┌─ Verilen Metin

Çarşamba, Eylül 28, 2016

Partili olmak...

HABER MERKEZİ : Partili olmak, yaşamın iki ayrı düzeye bölünüp parçalanmasına izin vermemektir.
Partili olmak eski dünyaya ait olan ve tanım öğelerini yalnızlığın, bencilliğin, çıkarcılığın, yararcılığın ve fırsatçılığın oluşturduğu burjuva birey kavramının yerine örgütlü; bu yönüyle çoğalmış, güçlenmiş, yalnızlıktan kurtulmuş, kendisini mülkiyet ilişkileri ve eşyaya dayalı hesaplarla belirleme kısırlığından arınmış, mücadeleci, yaratıcı, dönüştürücü yeni bir birey kavramının geçirilişidir: Partili olmak, "Leninist militan tip"e dönüşmek, gerçek birey olmaktır.

└─
┌─ Verilen Malzeme

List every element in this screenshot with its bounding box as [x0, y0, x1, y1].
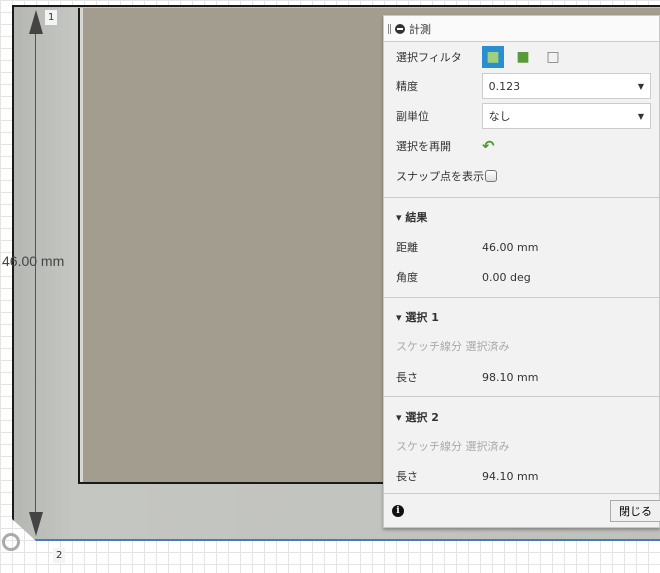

└─

• _Görev Ayrıntıları_
Verilen metinde "Çarşamba, Eylül 28, 2016" ifadesinden başlayıp aşağıya doğru "gerçek birey olmaktır." ifadesine kadar uzanan bölümü hiçbir değişiklik yapmadan geri verin. Listenin bu çalışmada hiçbir işlevi yoktur.

• _Görevin Yanıtı_
Çarşamba, Eylül 28, 2016

Partili olmak...

HABER MERKEZİ : Partili olmak, yaşamın iki ayrı düzeye bölünüp parçalanmasına izin vermemektir.
Partili olmak eski dünyaya ait olan ve tanım öğelerini yalnızlığın, bencilliğin, çıkarcılığın, yararcılığın ve fırsatçılığın oluşturduğu burjuva birey kavramının yerine örgütlü; bu yönüyle çoğalmış, güçlenmiş, yalnızlıktan kurtulmuş, kendisini mülkiyet ilişkileri ve eşyaya dayalı hesaplarla belirleme kısırlığından arınmış, mücadeleci, yaratıcı, dönüştürücü yeni bir birey kavramının geçirilişidir: Partili olmak, "Leninist militan tip"e dönüşmek, gerçek birey olmaktır.